Some records
..............................

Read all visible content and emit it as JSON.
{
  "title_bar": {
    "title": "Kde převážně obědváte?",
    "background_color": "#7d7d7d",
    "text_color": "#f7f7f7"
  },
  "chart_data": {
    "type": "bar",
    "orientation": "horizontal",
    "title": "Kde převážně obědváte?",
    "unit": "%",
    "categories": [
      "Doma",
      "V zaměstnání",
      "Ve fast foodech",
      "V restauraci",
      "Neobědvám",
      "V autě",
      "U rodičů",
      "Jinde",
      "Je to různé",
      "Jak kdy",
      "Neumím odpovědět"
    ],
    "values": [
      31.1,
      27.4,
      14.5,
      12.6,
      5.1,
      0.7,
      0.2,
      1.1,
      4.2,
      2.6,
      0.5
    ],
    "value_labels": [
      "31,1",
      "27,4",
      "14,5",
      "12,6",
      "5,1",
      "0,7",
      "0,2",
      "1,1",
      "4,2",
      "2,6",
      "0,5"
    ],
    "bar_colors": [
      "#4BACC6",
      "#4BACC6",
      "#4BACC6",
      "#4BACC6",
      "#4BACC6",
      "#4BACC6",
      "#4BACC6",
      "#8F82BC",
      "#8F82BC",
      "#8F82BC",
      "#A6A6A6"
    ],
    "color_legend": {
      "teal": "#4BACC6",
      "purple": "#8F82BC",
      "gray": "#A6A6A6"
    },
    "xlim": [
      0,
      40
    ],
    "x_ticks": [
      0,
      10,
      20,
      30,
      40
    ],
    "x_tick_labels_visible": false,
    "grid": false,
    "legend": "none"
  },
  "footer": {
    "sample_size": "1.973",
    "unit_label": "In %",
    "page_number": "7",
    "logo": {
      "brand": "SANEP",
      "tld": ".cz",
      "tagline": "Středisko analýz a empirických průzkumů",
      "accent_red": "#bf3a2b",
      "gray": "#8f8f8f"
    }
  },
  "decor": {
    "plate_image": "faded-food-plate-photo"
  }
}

..............................

## [Task instructions]
Word for word, extract all the records.

## [Result of this exercise]
Read all visible content and emit it as JSON.
{
  "title_bar": {
    "title": "Kde převážně obědváte?",
    "background_color": "#7d7d7d",
    "text_color": "#f7f7f7"
  },
  "chart_data": {
    "type": "bar",
    "orientation": "horizontal",
    "title": "Kde převážně obědváte?",
    "unit": "%",
    "categories": [
      "Doma",
      "V zaměstnání",
      "Ve fast foodech",
      "V restauraci",
      "Neobědvám",
      "V autě",
      "U rodičů",
      "Jinde",
      "Je to různé",
      "Jak kdy",
      "Neumím odpovědět"
    ],
    "values": [
      31.1,
      27.4,
      14.5,
      12.6,
      5.1,
      0.7,
      0.2,
      1.1,
      4.2,
      2.6,
      0.5
    ],
    "value_labels": [
      "31,1",
      "27,4",
      "14,5",
      "12,6",
      "5,1",
      "0,7",
      "0,2",
      "1,1",
      "4,2",
      "2,6",
      "0,5"
    ],
    "bar_colors": [
      "#4BACC6",
      "#4BACC6",
      "#4BACC6",
      "#4BACC6",
      "#4BACC6",
      "#4BACC6",
      "#4BACC6",
      "#8F82BC",
      "#8F82BC",
      "#8F82BC",
      "#A6A6A6"
    ],
    "color_legend": {
      "teal": "#4BACC6",
      "purple": "#8F82BC",
      "gray": "#A6A6A6"
    },
    "xlim": [
      0,
      40
    ],
    "x_ticks": [
      0,
      10,
      20,
      30,
      40
    ],
    "x_tick_labels_visible": false,
    "grid": false,
    "legend": "none"
  },
  "footer": {
    "sample_size": "1.973",
    "unit_label": "In %",
    "page_number": "7",
    "logo": {
      "brand": "SANEP",
      "tld": ".cz",
      "tagline": "Středisko analýz a empirických průzkumů",
      "accent_red": "#bf3a2b",
      "gray": "#8f8f8f"
    }
  },
  "decor": {
    "plate_image": "faded-food-plate-photo"
  }
}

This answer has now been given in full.